-- Compito A --
Per favore, ricopia dalla sentenza il tratto che si apre con le parole contenenti "Cass. pen. Sez." e si chiude con "E della rubrica).".
-- Compito B --
Riassumi la sentenza in due frasi.

-- Testo fornito --
┄┄┄┄┄┄┄┄┄┄┄┄┄┄┄┄┄┄┄┄

Cass. pen. Sez. V, Sent., (ud. 04-02-2013) 20-06-2013, n. 27228

Sentenza scelta dal dott. Domenico Cirasole direttore del sito giuridico http://www.gadit.it/




Svolgimento del processo – Motivi della decisione

Il difensore di M.E. ha presentato ricorso avverso l’ordinanza 26.6.2012 del tribunale del riesame di Napoli, con la quale era stata confermato il provvedimento di coercizione personale, nei confronti di M.E., accusato, in concorso con altre persone, di 3 tentate estorsioni aggravate L. n. 203 del 1991, ex art. 7 (capi B, D, E della rubrica).

Secondo il ricorrente, l’ordinanza va annullata per i seguenti motivi:

1. violazione di legge, in riferimento agli artt. 267 ss. c.p.p.: le intercettazioni di conversazioni, su cui è basata l’ordinanza cautelare, sono state effettuate sull’autovettura di persona totalmente estranea alle indagini, senza che ricorra la dimostrazione, nel decreto di intercettazione emesso il 17.11.2011, di alcun collegamento con la persona indiziata e dell’indispensabilità delle operazioni di registrazioni di conversazioni all’interno dell’auto stilizzata da Ma.Ma. e di proprietà della madre D.M.R.. Il decreto di proroga, emesso il 14.2.2012 è intempestivo, in quanto le intercettazioni erano iniziate in data 27.11.2011 ;

2. violazione di legge in riferimento agli artt. 192, 273, 274 e 275 c.p.p.: ai fini della configurabilità del reato estorsione, la minaccia, manifesta o implicita,reale o figurata deve essere comunque idonea, in relazione alle circostanze concrete, a incutere timore e a coartare la volontà del soggetto passivo, ma nelle condotte del M. e degli altri indagati non è riscontrabile alcuna connotazione efficacemente intimidatoria, come si evince dalla condotta del titolare dell’impresa commerciale, di cui al capo B, che dimostra che mai si sia sentito minacciato; quanto al capo E, va rilevato che i presunti estorsori, che dopo la richiesta di denaro e dopo il rifiuto del figlio del titolare, si allontanarono senza protestare o insistere il tribunale ha dato rilievo, in relazione al fatto sub B, che l’autore della richiesta della tangente ha indicato come mandante il M., accusato, inoltre, da alcuni collaboratori (dalla non controllata credibilità) di essere l’addetto alle estorsioni per la zona di (OMISSIS), per conto del gruppo camorristico, allora dominante (i Venosa, detti i cocchieri).

┄┄┄┄┄┄┄┄┄┄┄┄┄┄┄┄┄┄┄┄

-- Contenuto del dataset --
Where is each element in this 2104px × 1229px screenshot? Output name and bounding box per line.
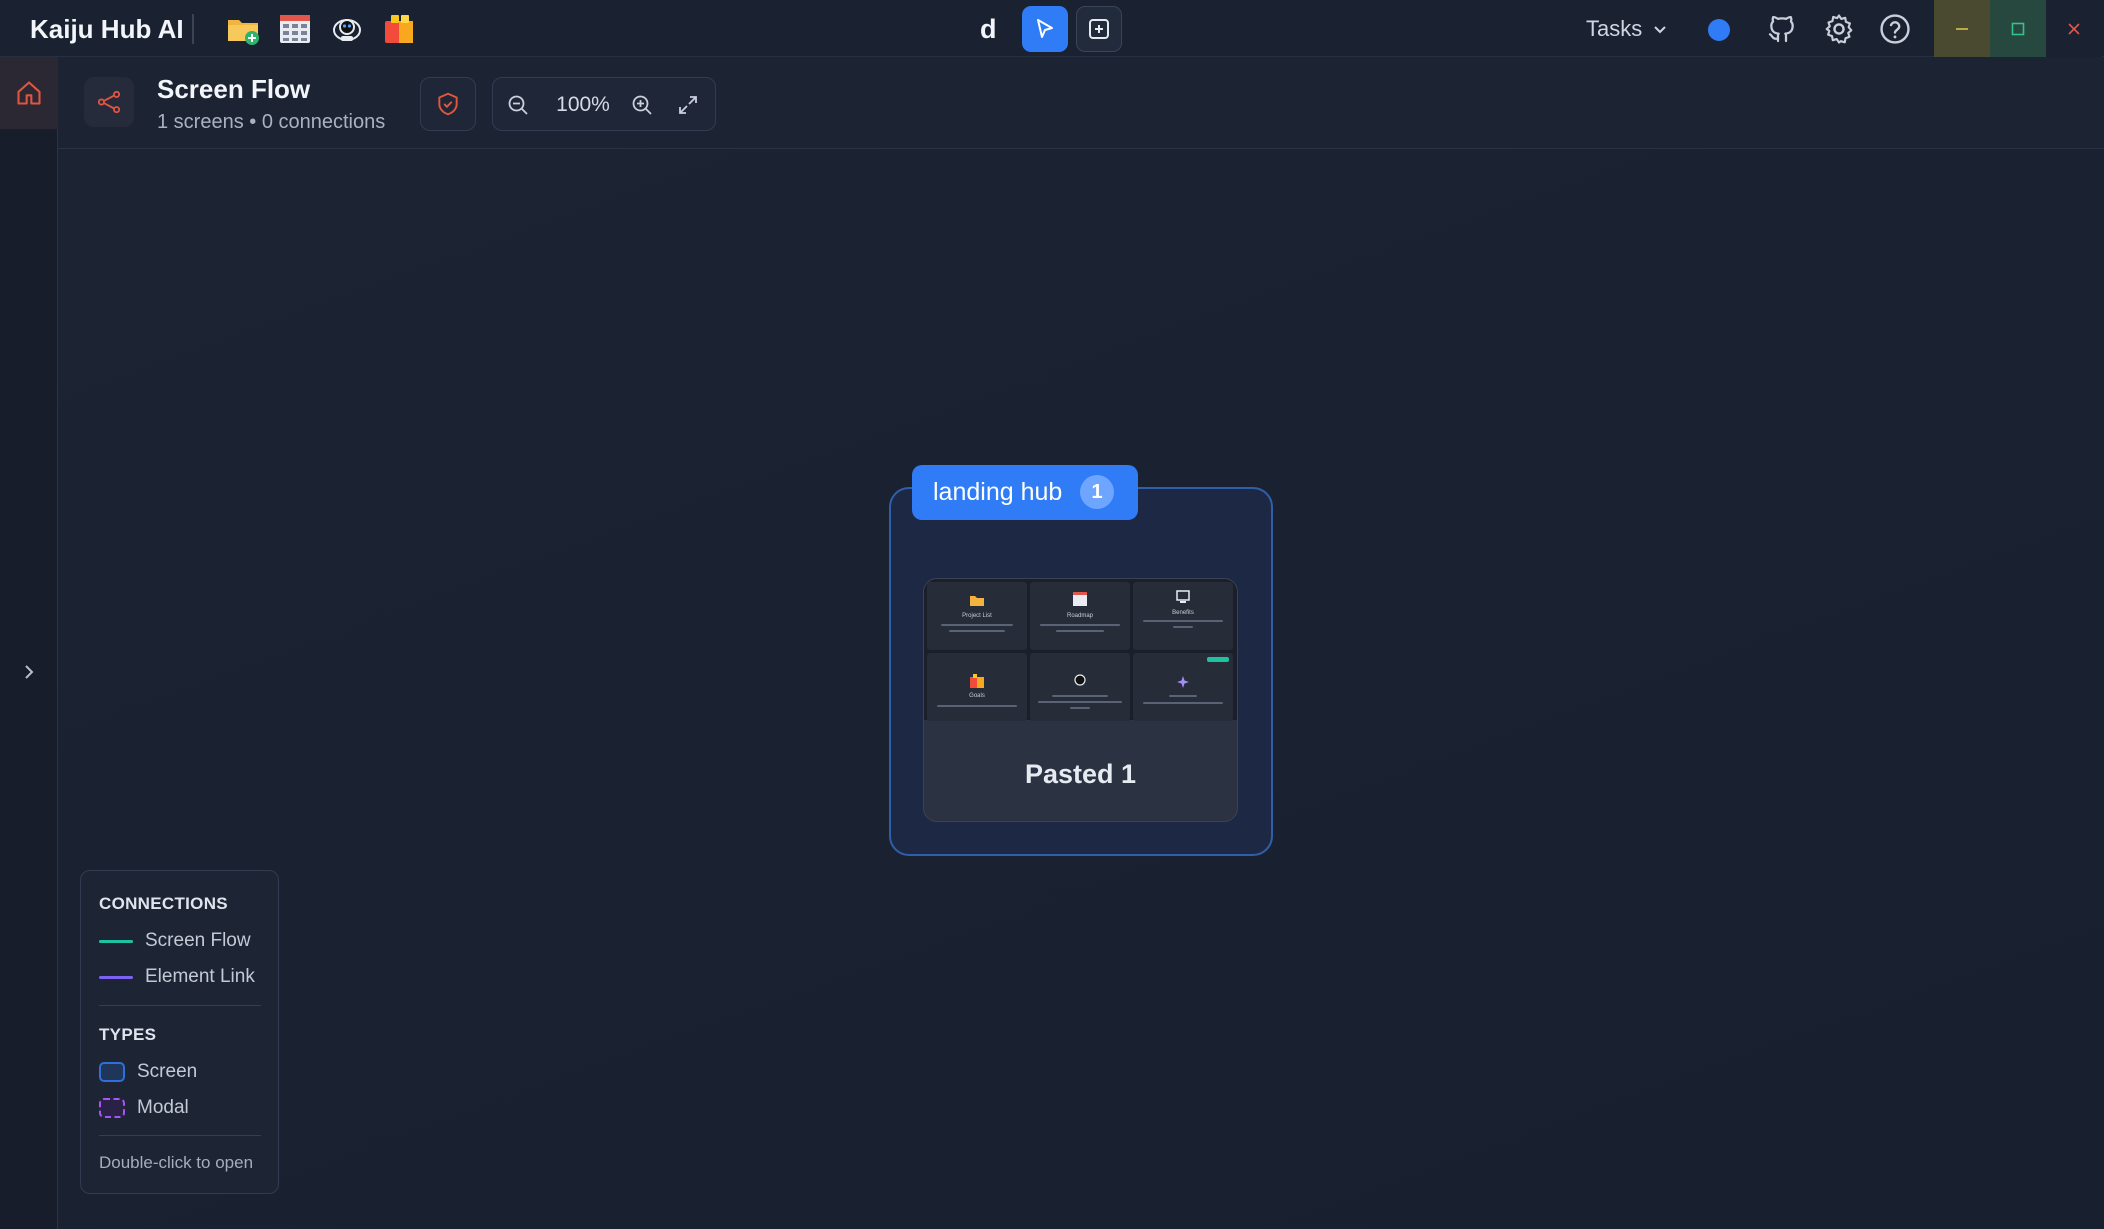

┄┄┄┄┄┄┄┄┄┄┄┄┄┄┄┄┄┄┄┄

-- Risposta completa A --
Cass. pen. Sez. V, Sent., (ud. 04-02-2013) 20-06-2013, n. 27228

Sentenza scelta dal dott. Domenico Cirasole direttore del sito giuridico http://www.gadit.it/




Svolgimento del processo – Motivi della decisione

Il difensore di M.E. ha presentato ricorso avverso l’ordinanza 26.6.2012 del tribunale del riesame di Napoli, con la quale era stata confermato il provvedimento di coercizione personale, nei confronti di M.E., accusato, in concorso con altre persone, di 3 tentate estorsioni aggravate L. n. 203 del 1991, ex art. 7 (capi B, D, E della rubrica).

-- Risposta completa B --
Il difensore di M.E. ha presentato ricorso contro l'ordinanza del 26.6.2012 con cui il tribunale del riesame di Napoli aveva confermato la misura di coercizione personale nei suoi confronti, accusato in concorso con altri di tre tentate estorsioni aggravate. Il ricorrente chiede l'annullamento per due motivi: le intercettazioni nell'auto di una persona estranea alle indagini sono state disposte senza dimostrare alcun collegamento con l'indagato né la loro indispensabilità, con una proroga intempestiva, e nelle condotte contestate mancherebbe una minaccia idonea a intimidire le vittime.